[Quoted text]:
* Begin *

Holy Moses was an American rock band based in Woodstock, New York. They released one album on RCA Victor Records in 1971.

Background 
The roots of the band lie in the country rock band Kangaroo, which formed in 1968 around folk singer Barbara Keith, multi-instrumentalist John Hall, guitarist Teddy Speleos, and drummer/vocalist N. D. Smart (previously of the Remains).  Speleos (born Theodore Edward Speleos, 1951) was a virtuoso guitarist who had previously replaced Roy Buchanan, and played with Hall, in rock and roll band the British Walkers, and whose style was sometimes compared with Jimi Hendrix.  In his autobiography Born To Run, Bruce Springsteen wrote that he and Steve Van Zant used to see Speleos playing in bands in Greenwich Village, and used to "sit there slack-jawed at his sound, technique and nonchalance... ". The group, Kangaroo, came to be based in Washington, D.C., and developed an enthusiastic live following.  They released a self-titled album on MGM Records.  Reviewer Richie Unterberger said of the album that "there are few other albums of the late '60s...  on which so much talent is evident, but so little coheres into satisfying results."  The band split up in early 1969.  Hall moved on to form the band Orleans before becoming a politician; Smart later formed Mountain with Leslie West; and Keith began a solo career.

* End *

[Stated exercise 1]: In the records, rewrite the lines from the one containing "date-button[interactable]: 日期 <box>408" through the one containing "train-type: 新空特快 <box>13 294 81 314</box>" as a JSON list of strings, one string per line.
The Holy Moses article and the records have nothing to do with each other.

[Source material]:
* Begin *

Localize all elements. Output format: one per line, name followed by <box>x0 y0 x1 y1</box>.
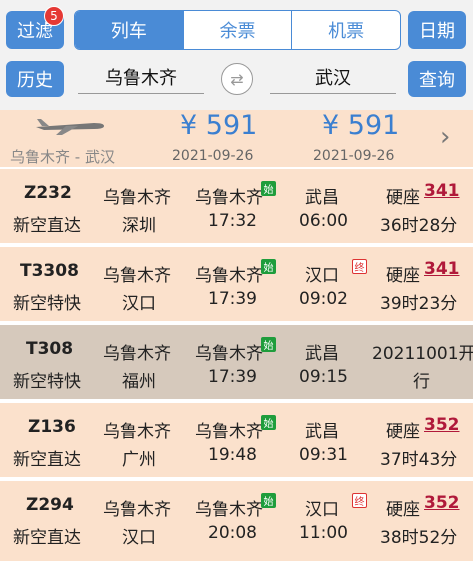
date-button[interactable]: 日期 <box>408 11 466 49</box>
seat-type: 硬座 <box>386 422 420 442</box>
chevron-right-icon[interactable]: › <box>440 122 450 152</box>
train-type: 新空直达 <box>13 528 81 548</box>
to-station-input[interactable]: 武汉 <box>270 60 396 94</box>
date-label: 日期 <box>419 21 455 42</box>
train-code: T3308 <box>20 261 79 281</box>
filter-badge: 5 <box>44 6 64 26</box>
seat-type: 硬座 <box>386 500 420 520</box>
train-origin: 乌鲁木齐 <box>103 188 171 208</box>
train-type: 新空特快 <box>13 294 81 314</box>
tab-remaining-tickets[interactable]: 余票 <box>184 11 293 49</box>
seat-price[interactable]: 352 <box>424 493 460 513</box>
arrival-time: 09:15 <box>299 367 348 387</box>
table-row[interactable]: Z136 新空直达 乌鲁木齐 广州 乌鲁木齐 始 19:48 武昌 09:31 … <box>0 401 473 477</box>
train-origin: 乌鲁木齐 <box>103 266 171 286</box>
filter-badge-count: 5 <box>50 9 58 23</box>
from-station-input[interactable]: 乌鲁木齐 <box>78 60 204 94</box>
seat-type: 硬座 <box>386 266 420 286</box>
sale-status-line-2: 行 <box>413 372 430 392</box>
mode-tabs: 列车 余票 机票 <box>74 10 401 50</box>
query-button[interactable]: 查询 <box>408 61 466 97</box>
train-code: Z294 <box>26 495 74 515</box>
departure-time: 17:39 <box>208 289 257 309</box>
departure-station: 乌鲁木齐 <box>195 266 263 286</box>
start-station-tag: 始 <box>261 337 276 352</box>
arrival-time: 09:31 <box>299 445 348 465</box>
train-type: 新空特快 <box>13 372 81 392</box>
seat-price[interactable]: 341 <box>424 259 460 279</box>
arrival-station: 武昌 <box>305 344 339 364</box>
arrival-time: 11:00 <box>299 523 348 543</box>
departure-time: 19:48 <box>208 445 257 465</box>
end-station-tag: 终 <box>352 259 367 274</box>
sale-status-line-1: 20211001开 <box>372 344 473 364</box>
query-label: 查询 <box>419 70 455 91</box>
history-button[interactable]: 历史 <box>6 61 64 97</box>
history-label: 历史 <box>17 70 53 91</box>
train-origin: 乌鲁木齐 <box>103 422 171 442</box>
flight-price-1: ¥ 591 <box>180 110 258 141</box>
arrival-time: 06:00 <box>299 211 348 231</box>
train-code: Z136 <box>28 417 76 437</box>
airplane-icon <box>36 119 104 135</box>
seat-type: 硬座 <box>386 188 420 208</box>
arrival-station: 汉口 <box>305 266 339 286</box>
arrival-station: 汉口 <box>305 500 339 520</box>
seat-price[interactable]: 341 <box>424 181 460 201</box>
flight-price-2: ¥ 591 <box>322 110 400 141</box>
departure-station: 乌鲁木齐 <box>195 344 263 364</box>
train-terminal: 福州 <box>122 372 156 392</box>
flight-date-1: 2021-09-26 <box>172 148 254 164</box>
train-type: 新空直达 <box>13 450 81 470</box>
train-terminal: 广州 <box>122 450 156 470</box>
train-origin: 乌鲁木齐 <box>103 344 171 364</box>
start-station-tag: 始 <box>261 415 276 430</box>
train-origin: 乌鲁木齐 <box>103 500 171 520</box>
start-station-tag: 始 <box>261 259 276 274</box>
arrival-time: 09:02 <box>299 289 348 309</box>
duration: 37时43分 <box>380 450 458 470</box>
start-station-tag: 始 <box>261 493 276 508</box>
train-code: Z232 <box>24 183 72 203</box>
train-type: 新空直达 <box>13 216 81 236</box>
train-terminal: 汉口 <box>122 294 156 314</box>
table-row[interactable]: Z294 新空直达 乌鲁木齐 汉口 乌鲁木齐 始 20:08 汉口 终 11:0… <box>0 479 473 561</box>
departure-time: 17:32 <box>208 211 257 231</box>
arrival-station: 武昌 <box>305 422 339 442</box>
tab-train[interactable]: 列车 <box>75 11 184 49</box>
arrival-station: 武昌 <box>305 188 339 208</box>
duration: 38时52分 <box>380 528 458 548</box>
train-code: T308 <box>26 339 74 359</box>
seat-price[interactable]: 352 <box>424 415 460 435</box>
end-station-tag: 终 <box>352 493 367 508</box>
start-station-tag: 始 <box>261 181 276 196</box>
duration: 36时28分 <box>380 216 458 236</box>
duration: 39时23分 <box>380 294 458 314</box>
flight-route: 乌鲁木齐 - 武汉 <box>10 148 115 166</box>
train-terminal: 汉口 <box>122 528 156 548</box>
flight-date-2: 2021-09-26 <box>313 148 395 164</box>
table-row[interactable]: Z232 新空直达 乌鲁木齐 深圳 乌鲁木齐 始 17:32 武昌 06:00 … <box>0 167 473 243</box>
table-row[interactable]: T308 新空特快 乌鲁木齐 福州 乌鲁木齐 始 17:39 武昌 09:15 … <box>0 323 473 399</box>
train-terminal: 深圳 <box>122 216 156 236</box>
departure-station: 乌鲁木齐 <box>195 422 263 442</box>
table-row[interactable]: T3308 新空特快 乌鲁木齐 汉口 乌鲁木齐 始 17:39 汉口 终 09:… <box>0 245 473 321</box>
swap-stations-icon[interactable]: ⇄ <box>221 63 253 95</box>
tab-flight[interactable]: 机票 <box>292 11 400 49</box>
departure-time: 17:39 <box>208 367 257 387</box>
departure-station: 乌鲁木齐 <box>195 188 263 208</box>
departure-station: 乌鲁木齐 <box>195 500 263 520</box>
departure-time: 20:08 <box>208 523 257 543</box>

* End *

[Stated exercise 2]: Extend the article on the band Holy Moses from its last sentence.

[Task result 1]:
[
  "date-button[interactable]: 日期 <box>408 11 466 49</box>",
  "seat-type: 硬座 <box>386 422 420 442</box>",
  "chevron-right-icon[interactable]: › <box>440 122 450 152</box>",
  "train-type: 新空直达 <box>13 528 81 548</box>",
  "to-station-input[interactable]: 武汉 <box>270 60 396 94</box>",
  "date-label: 日期 <box>419 21 455 42</box>",
  "train-code: T3308 <box>20 261 79 281</box>",
  "filter-badge: 5 <box>44 6 64 26</box>",
  "seat-type: 硬座 <box>386 500 420 520</box>",
  "train-origin: 乌鲁木齐 <box>103 188 171 208</box>",
  "train-type: 新空特快 <box>13 294 81 314</box>"
]

[Task result 2]:
Formation and career 
Speleos then formed a new band, Holy Moses, in Woodstock, New York, with David Vittek (rhythm guitar), Marty David (bass, tenor sax), and Chris Parker (drums).  They were joined by singer,  songwriter and pianist Billy Batson, a California native who had recorded for Decca Records in 1966, performed in clubs in California and Greenwich Village, and had several of his songs recorded by duo Hedge and Donna.   Batson's songs gave a new focus to the band, and they performed regularly in the Catskills.  They rejected a management offer by Albert Grossman, but were seen by Michael Jeffery, who was looking for a new band to manage after the death of his client, Jimi Hendrix.  Jeffery was impressed by Speleos' guitar style, and gave him one of Hendrix's guitars.  The band won a contract with RCA Victor, and in 1970 recorded their album, Holy Moses!!, at the Electric Lady Studios in New York City.  All the songs were written by Batson, and the album was produced by Mike Esposito of the Blues Magoos and Kim King of Lothar and the Hand People.

Released in 1971, together with a single, "A Cowboy's Dream", the album failed to chart, despite having "all the ingredients of a bonafide classic".  Esposito later described the band as "unusually unstable".   Jeffery was killed in an airplane crash in 1973; some of the band's equipment including Speleos' guitars were stolen; and Speleos, who reportedly had problems of mental health, moved back to Virginia to start a family.  The band then split up.

Later activities 
Parker joined Paul Butterfield's Better Days; Speleos reportedly later spent some time in a monastery;  Marty David became a session musician. Batson was later a member of The Hypstrz, with Ernest Batson, Randy Weiss, and John Haga.  They released an album, Hypstrization!, on Voxx Records in 1980.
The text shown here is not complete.